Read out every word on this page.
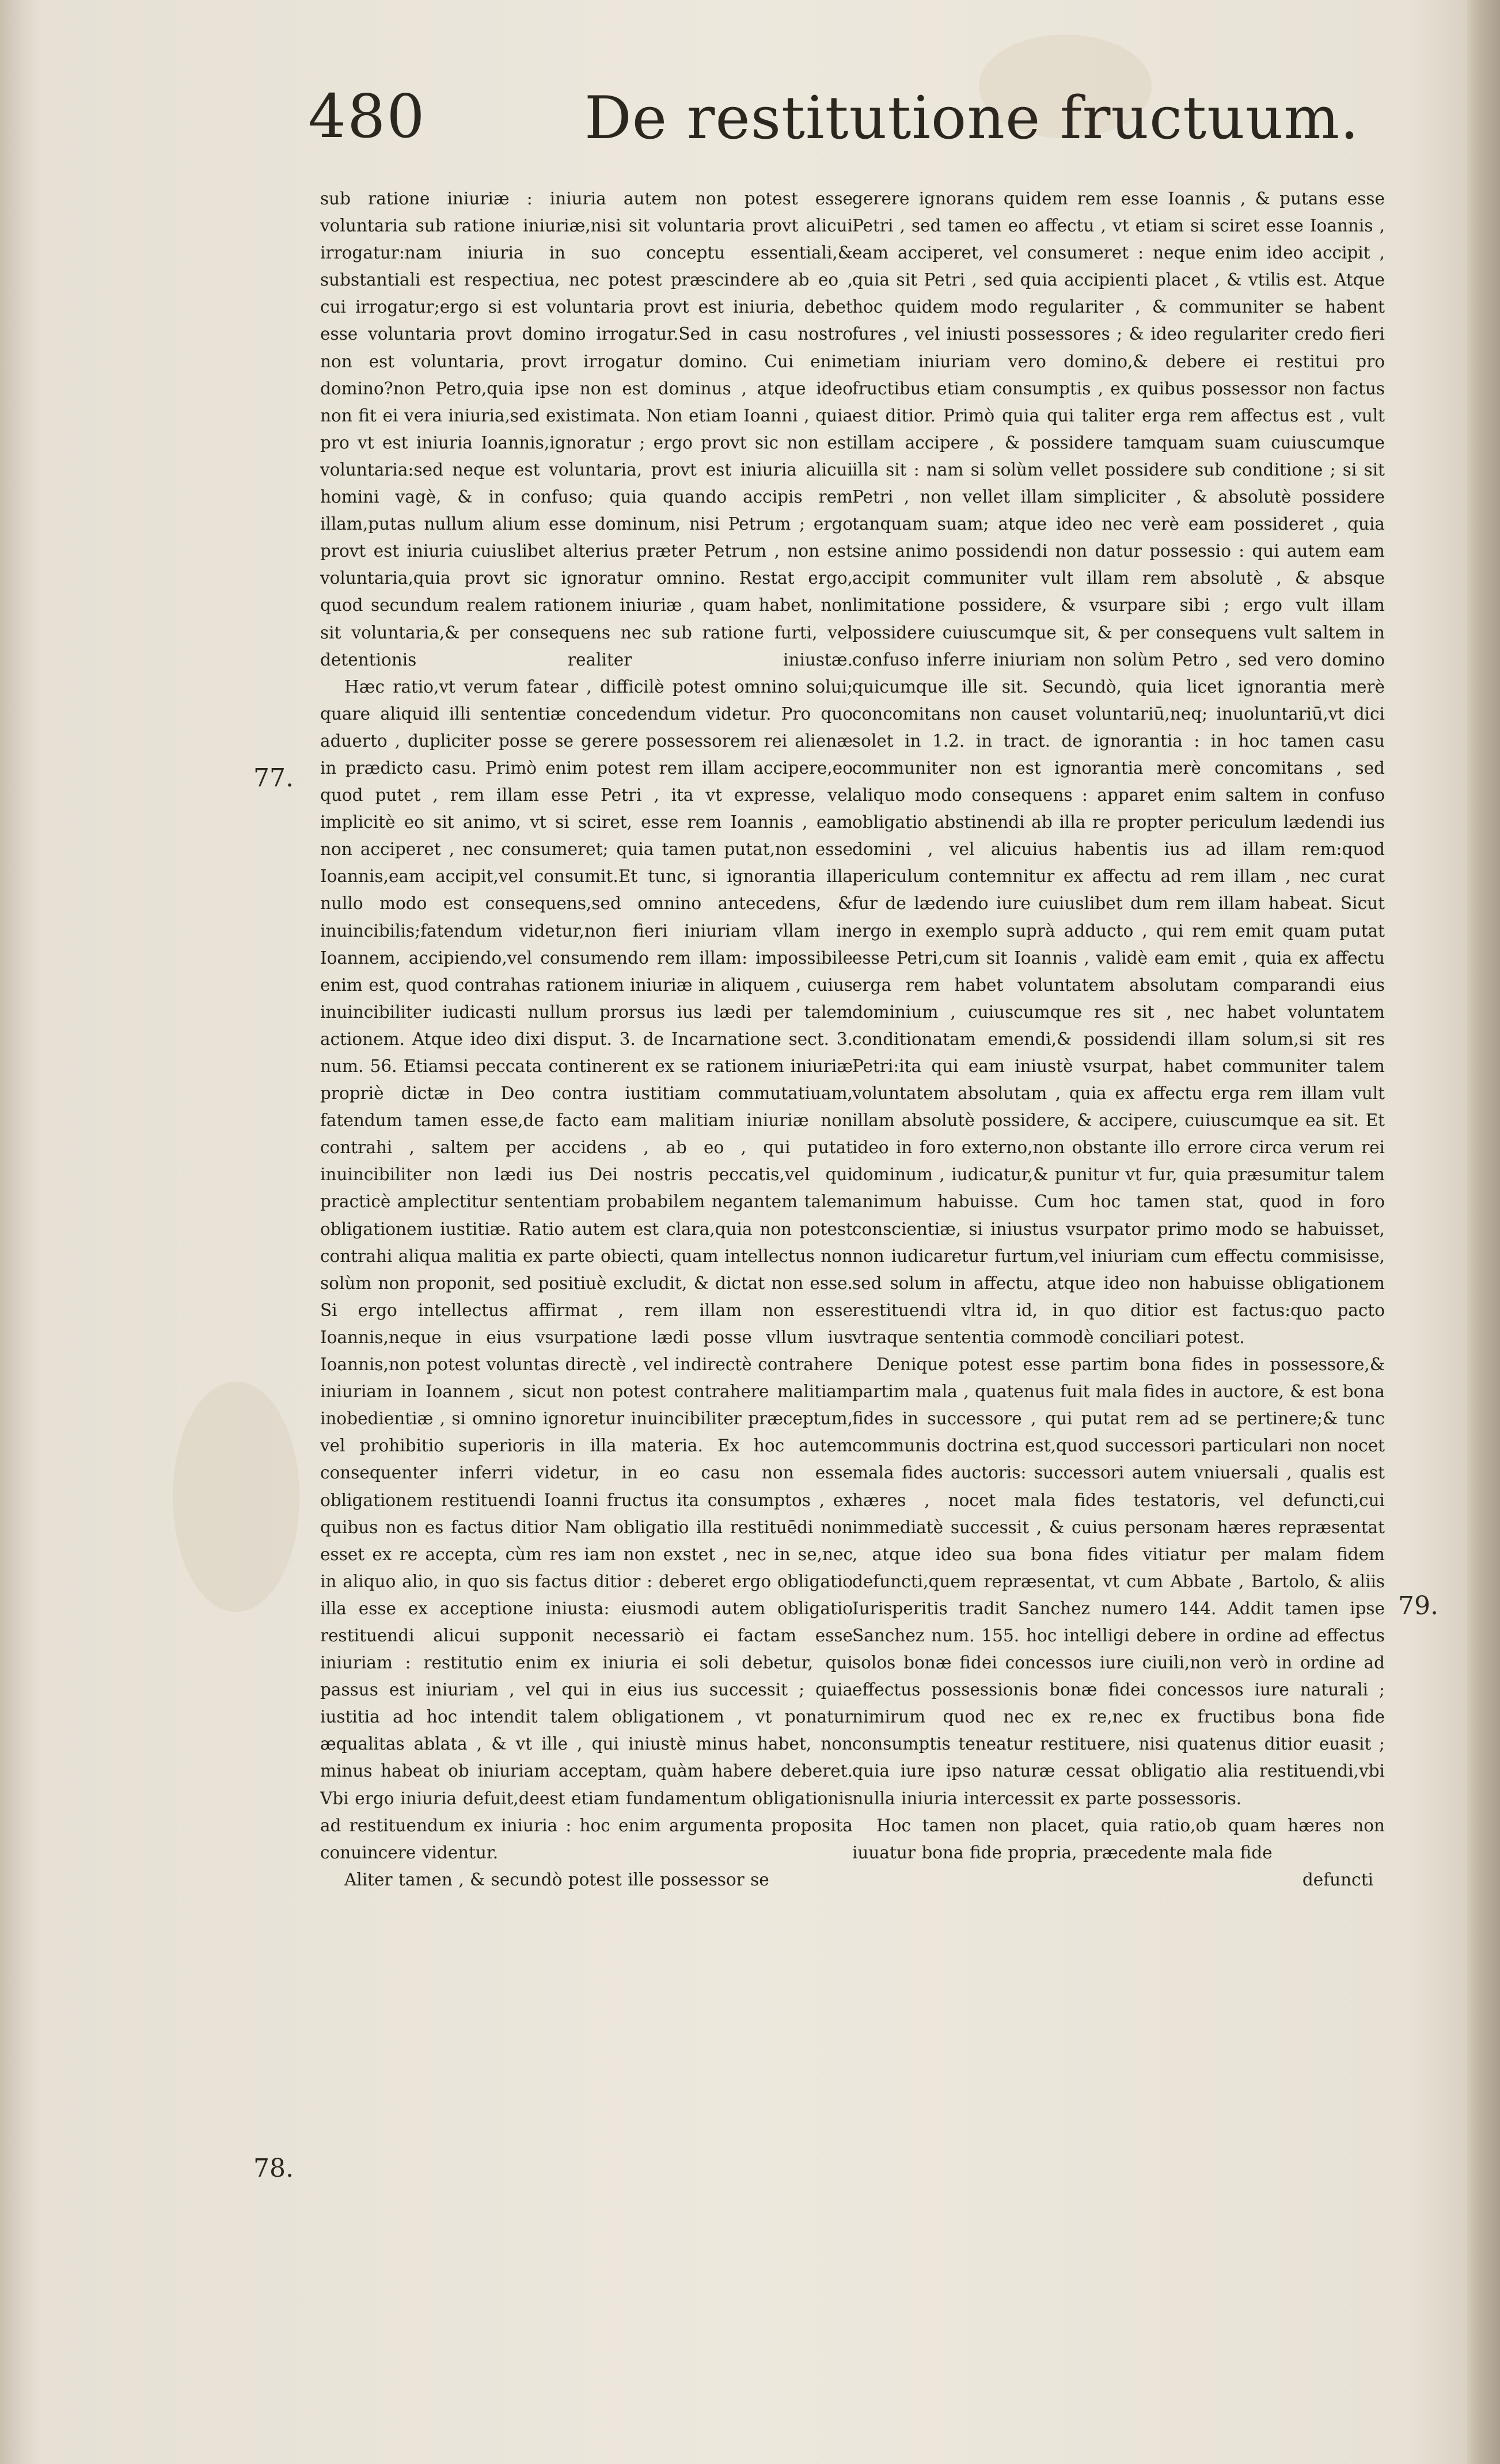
480	De restitutione fructuum.

sub ratione iniuriæ : iniuria autem non potest esse voluntaria sub ratione iniuriæ,nisi sit voluntaria provt alicui irrogatur:nam iniuria in suo conceptu essentiali,& substantiali est respectiua, nec potest præscindere ab eo , cui irrogatur;ergo si est voluntaria provt est iniuria, debet esse voluntaria provt domino irrogatur.Sed in casu nostro non est voluntaria, provt irrogatur domino. Cui enim domino?non Petro,quia ipse non est dominus , atque ideo non fit ei vera iniuria,sed existimata. Non etiam Ioanni , quia pro vt est iniuria Ioannis,ignoratur ; ergo provt sic non est voluntaria:sed neque est voluntaria, provt est iniuria alicui homini vagè, & in confuso; quia quando accipis rem illam,putas nullum alium esse dominum, nisi Petrum ; ergo provt est iniuria cuiuslibet alterius præter Petrum , non est voluntaria,quia provt sic ignoratur omnino. Restat ergo, quod secundum realem rationem iniuriæ , quam habet, non sit voluntaria,& per consequens nec sub ratione furti, vel detentionis realiter iniustæ.

Hæc ratio,vt verum fatear , difficilè potest omnino solui; quare aliquid illi sententiæ concedendum videtur. Pro quo aduerto , dupliciter posse se gerere possessorem rei alienæ in prædicto casu. Primò enim potest rem illam accipere,eo quod putet , rem illam esse Petri , ita vt expresse, vel implicitè eo sit animo, vt si sciret, esse rem Ioannis , eam non acciperet , nec consumeret; quia tamen putat,non esse Ioannis,eam accipit,vel consumit.Et tunc, si ignorantia illa nullo modo est consequens,sed omnino antecedens, & inuincibilis;fatendum videtur,non fieri iniuriam vllam in Ioannem, accipiendo,vel consumendo rem illam: impossibile enim est, quod contrahas rationem iniuriæ in aliquem , cuius inuincibiliter iudicasti nullum prorsus ius lædi per talem actionem. Atque ideo dixi disput. 3. de Incarnatione sect. 3. num. 56. Etiamsi peccata continerent ex se rationem iniuriæ propriè dictæ in Deo contra iustitiam commutatiuam, fatendum tamen esse,de facto eam malitiam iniuriæ non contrahi , saltem per accidens , ab eo , qui putat inuincibiliter non lædi ius Dei nostris peccatis,vel qui practicè amplectitur sententiam probabilem negantem talem obligationem iustitiæ. Ratio autem est clara,quia non potest contrahi aliqua malitia ex parte obiecti, quam intellectus non solùm non proponit, sed positiuè excludit, & dictat non esse. Si ergo intellectus affirmat , rem illam non esse Ioannis,neque in eius vsurpatione lædi posse vllum ius Ioannis,non potest voluntas directè , vel indirectè contrahere iniuriam in Ioannem , sicut non potest contrahere malitiam inobedientiæ , si omnino ignoretur inuincibiliter præceptum, vel prohibitio superioris in illa materia. Ex hoc autem consequenter inferri videtur, in eo casu non esse obligationem restituendi Ioanni fructus ita consumptos , ex quibus non es factus ditior Nam obligatio illa restituēdi non esset ex re accepta, cùm res iam non exstet , nec in se,nec in aliquo alio, in quo sis factus ditior : deberet ergo obligatio illa esse ex acceptione iniusta: eiusmodi autem obligatio restituendi alicui supponit necessariò ei factam esse iniuriam : restitutio enim ex iniuria ei soli debetur, qui passus est iniuriam , vel qui in eius ius successit ; quia iustitia ad hoc intendit talem obligationem , vt ponatur æqualitas ablata , & vt ille , qui iniustè minus habet, non minus habeat ob iniuriam acceptam, quàm habere deberet. Vbi ergo iniuria defuit,deest etiam fundamentum obligationis ad restituendum ex iniuria : hoc enim argumenta proposita conuincere videntur.

Aliter tamen , & secundò potest ille possessor se

gerere ignorans quidem rem esse Ioannis , & putans esse Petri , sed tamen eo affectu , vt etiam si sciret esse Ioannis , eam acciperet, vel consumeret : neque enim ideo accipit , quia sit Petri , sed quia accipienti placet , & vtilis est. Atque hoc quidem modo regulariter , & communiter se habent fures , vel iniusti possessores ; & ideo regulariter credo fieri etiam iniuriam vero domino,& debere ei restitui pro fructibus etiam consumptis , ex quibus possessor non factus est ditior. Primò quia qui taliter erga rem affectus est , vult illam accipere , & possidere tamquam suam cuiuscumque illa sit : nam si solùm vellet possidere sub conditione ; si sit Petri , non vellet illam simpliciter , & absolutè possidere tanquam suam; atque ideo nec verè eam possideret , quia sine animo possidendi non datur possessio : qui autem eam accipit communiter vult illam rem absolutè , & absque limitatione possidere, & vsurpare sibi ; ergo vult illam possidere cuiuscumque sit, & per consequens vult saltem in confuso inferre iniuriam non solùm Petro , sed vero domino quicumque ille sit. Secundò, quia licet ignorantia merè concomitans non causet voluntariū,neq; inuoluntariū,vt dici solet in 1.2. in tract. de ignorantia : in hoc tamen casu communiter non est ignorantia merè concomitans , sed aliquo modo consequens : apparet enim saltem in confuso obligatio abstinendi ab illa re propter periculum lædendi ius domini , vel alicuius habentis ius ad illam rem:quod periculum contemnitur ex affectu ad rem illam , nec curat fur de lædendo iure cuiuslibet dum rem illam habeat. Sicut ergo in exemplo suprà adducto , qui rem emit quam putat esse Petri,cum sit Ioannis , validè eam emit , quia ex affectu erga rem habet voluntatem absolutam comparandi eius dominium , cuiuscumque res sit , nec habet voluntatem conditionatam emendi,& possidendi illam solum,si sit res Petri:ita qui eam iniustè vsurpat, habet communiter talem voluntatem absolutam , quia ex affectu erga rem illam vult illam absolutè possidere, & accipere, cuiuscumque ea sit. Et ideo in foro externo,non obstante illo errore circa verum rei dominum , iudicatur,& punitur vt fur, quia præsumitur talem animum habuisse. Cum hoc tamen stat, quod in foro conscientiæ, si iniustus vsurpator primo modo se habuisset, non iudicaretur furtum,vel iniuriam cum effectu commisisse, sed solum in affectu, atque ideo non habuisse obligationem restituendi vltra id, in quo ditior est factus:quo pacto vtraque sententia commodè conciliari potest.

Denique potest esse partim bona fides in possessore,& partim mala , quatenus fuit mala fides in auctore, & est bona fides in successore , qui putat rem ad se pertinere;& tunc communis doctrina est,quod successori particulari non nocet mala fides auctoris: successori autem vniuersali , qualis est hæres , nocet mala fides testatoris, vel defuncti,cui immediatè successit , & cuius personam hæres repræsentat , atque ideo sua bona fides vitiatur per malam fidem defuncti,quem repræsentat, vt cum Abbate , Bartolo, & aliis Iurisperitis tradit Sanchez numero 144. Addit tamen ipse Sanchez num. 155. hoc intelligi debere in ordine ad effectus solos bonæ fidei concessos iure ciuili,non verò in ordine ad effectus possessionis bonæ fidei concessos iure naturali ; nimirum quod nec ex re,nec ex fructibus bona fide consumptis teneatur restituere, nisi quatenus ditior euasit ; quia iure ipso naturæ cessat obligatio alia restituendi,vbi nulla iniuria intercessit ex parte possessoris.

Hoc tamen non placet, quia ratio,ob quam hæres non iuuatur bona fide propria, præcedente mala fide

defuncti
77.
78.
79.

• • •

> [Given problem]
Print every entry exactly as written, without the pictures.

> [Solution below]
Read out every word on this page.
480	De restitutione fructuum.

sub ratione iniuriæ : iniuria autem non potest esse voluntaria sub ratione iniuriæ,nisi sit voluntaria provt alicui irrogatur:nam iniuria in suo conceptu essentiali,& substantiali est respectiua, nec potest præscindere ab eo , cui irrogatur;ergo si est voluntaria provt est iniuria, debet esse voluntaria provt domino irrogatur.Sed in casu nostro non est voluntaria, provt irrogatur domino. Cui enim domino?non Petro,quia ipse non est dominus , atque ideo non fit ei vera iniuria,sed existimata. Non etiam Ioanni , quia pro vt est iniuria Ioannis,ignoratur ; ergo provt sic non est voluntaria:sed neque est voluntaria, provt est iniuria alicui homini vagè, & in confuso; quia quando accipis rem illam,putas nullum alium esse dominum, nisi Petrum ; ergo provt est iniuria cuiuslibet alterius præter Petrum , non est voluntaria,quia provt sic ignoratur omnino. Restat ergo, quod secundum realem rationem iniuriæ , quam habet, non sit voluntaria,& per consequens nec sub ratione furti, vel detentionis realiter iniustæ.

Hæc ratio,vt verum fatear , difficilè potest omnino solui; quare aliquid illi sententiæ concedendum videtur. Pro quo aduerto , dupliciter posse se gerere possessorem rei alienæ in prædicto casu. Primò enim potest rem illam accipere,eo quod putet , rem illam esse Petri , ita vt expresse, vel implicitè eo sit animo, vt si sciret, esse rem Ioannis , eam non acciperet , nec consumeret; quia tamen putat,non esse Ioannis,eam accipit,vel consumit.Et tunc, si ignorantia illa nullo modo est consequens,sed omnino antecedens, & inuincibilis;fatendum videtur,non fieri iniuriam vllam in Ioannem, accipiendo,vel consumendo rem illam: impossibile enim est, quod contrahas rationem iniuriæ in aliquem , cuius inuincibiliter iudicasti nullum prorsus ius lædi per talem actionem. Atque ideo dixi disput. 3. de Incarnatione sect. 3. num. 56. Etiamsi peccata continerent ex se rationem iniuriæ propriè dictæ in Deo contra iustitiam commutatiuam, fatendum tamen esse,de facto eam malitiam iniuriæ non contrahi , saltem per accidens , ab eo , qui putat inuincibiliter non lædi ius Dei nostris peccatis,vel qui practicè amplectitur sententiam probabilem negantem talem obligationem iustitiæ. Ratio autem est clara,quia non potest contrahi aliqua malitia ex parte obiecti, quam intellectus non solùm non proponit, sed positiuè excludit, & dictat non esse. Si ergo intellectus affirmat , rem illam non esse Ioannis,neque in eius vsurpatione lædi posse vllum ius Ioannis,non potest voluntas directè , vel indirectè contrahere iniuriam in Ioannem , sicut non potest contrahere malitiam inobedientiæ , si omnino ignoretur inuincibiliter præceptum, vel prohibitio superioris in illa materia. Ex hoc autem consequenter inferri videtur, in eo casu non esse obligationem restituendi Ioanni fructus ita consumptos , ex quibus non es factus ditior Nam obligatio illa restituēdi non esset ex re accepta, cùm res iam non exstet , nec in se,nec in aliquo alio, in quo sis factus ditior : deberet ergo obligatio illa esse ex acceptione iniusta: eiusmodi autem obligatio restituendi alicui supponit necessariò ei factam esse iniuriam : restitutio enim ex iniuria ei soli debetur, qui passus est iniuriam , vel qui in eius ius successit ; quia iustitia ad hoc intendit talem obligationem , vt ponatur æqualitas ablata , & vt ille , qui iniustè minus habet, non minus habeat ob iniuriam acceptam, quàm habere deberet. Vbi ergo iniuria defuit,deest etiam fundamentum obligationis ad restituendum ex iniuria : hoc enim argumenta proposita conuincere videntur.

Aliter tamen , & secundò potest ille possessor se

gerere ignorans quidem rem esse Ioannis , & putans esse Petri , sed tamen eo affectu , vt etiam si sciret esse Ioannis , eam acciperet, vel consumeret : neque enim ideo accipit , quia sit Petri , sed quia accipienti placet , & vtilis est. Atque hoc quidem modo regulariter , & communiter se habent fures , vel iniusti possessores ; & ideo regulariter credo fieri etiam iniuriam vero domino,& debere ei restitui pro fructibus etiam consumptis , ex quibus possessor non factus est ditior. Primò quia qui taliter erga rem affectus est , vult illam accipere , & possidere tamquam suam cuiuscumque illa sit : nam si solùm vellet possidere sub conditione ; si sit Petri , non vellet illam simpliciter , & absolutè possidere tanquam suam; atque ideo nec verè eam possideret , quia sine animo possidendi non datur possessio : qui autem eam accipit communiter vult illam rem absolutè , & absque limitatione possidere, & vsurpare sibi ; ergo vult illam possidere cuiuscumque sit, & per consequens vult saltem in confuso inferre iniuriam non solùm Petro , sed vero domino quicumque ille sit. Secundò, quia licet ignorantia merè concomitans non causet voluntariū,neq; inuoluntariū,vt dici solet in 1.2. in tract. de ignorantia : in hoc tamen casu communiter non est ignorantia merè concomitans , sed aliquo modo consequens : apparet enim saltem in confuso obligatio abstinendi ab illa re propter periculum lædendi ius domini , vel alicuius habentis ius ad illam rem:quod periculum contemnitur ex affectu ad rem illam , nec curat fur de lædendo iure cuiuslibet dum rem illam habeat. Sicut ergo in exemplo suprà adducto , qui rem emit quam putat esse Petri,cum sit Ioannis , validè eam emit , quia ex affectu erga rem habet voluntatem absolutam comparandi eius dominium , cuiuscumque res sit , nec habet voluntatem conditionatam emendi,& possidendi illam solum,si sit res Petri:ita qui eam iniustè vsurpat, habet communiter talem voluntatem absolutam , quia ex affectu erga rem illam vult illam absolutè possidere, & accipere, cuiuscumque ea sit. Et ideo in foro externo,non obstante illo errore circa verum rei dominum , iudicatur,& punitur vt fur, quia præsumitur talem animum habuisse. Cum hoc tamen stat, quod in foro conscientiæ, si iniustus vsurpator primo modo se habuisset, non iudicaretur furtum,vel iniuriam cum effectu commisisse, sed solum in affectu, atque ideo non habuisse obligationem restituendi vltra id, in quo ditior est factus:quo pacto vtraque sententia commodè conciliari potest.

Denique potest esse partim bona fides in possessore,& partim mala , quatenus fuit mala fides in auctore, & est bona fides in successore , qui putat rem ad se pertinere;& tunc communis doctrina est,quod successori particulari non nocet mala fides auctoris: successori autem vniuersali , qualis est hæres , nocet mala fides testatoris, vel defuncti,cui immediatè successit , & cuius personam hæres repræsentat , atque ideo sua bona fides vitiatur per malam fidem defuncti,quem repræsentat, vt cum Abbate , Bartolo, & aliis Iurisperitis tradit Sanchez numero 144. Addit tamen ipse Sanchez num. 155. hoc intelligi debere in ordine ad effectus solos bonæ fidei concessos iure ciuili,non verò in ordine ad effectus possessionis bonæ fidei concessos iure naturali ; nimirum quod nec ex re,nec ex fructibus bona fide consumptis teneatur restituere, nisi quatenus ditior euasit ; quia iure ipso naturæ cessat obligatio alia restituendi,vbi nulla iniuria intercessit ex parte possessoris.

Hoc tamen non placet, quia ratio,ob quam hæres non iuuatur bona fide propria, præcedente mala fide

defuncti
77.
78.
79.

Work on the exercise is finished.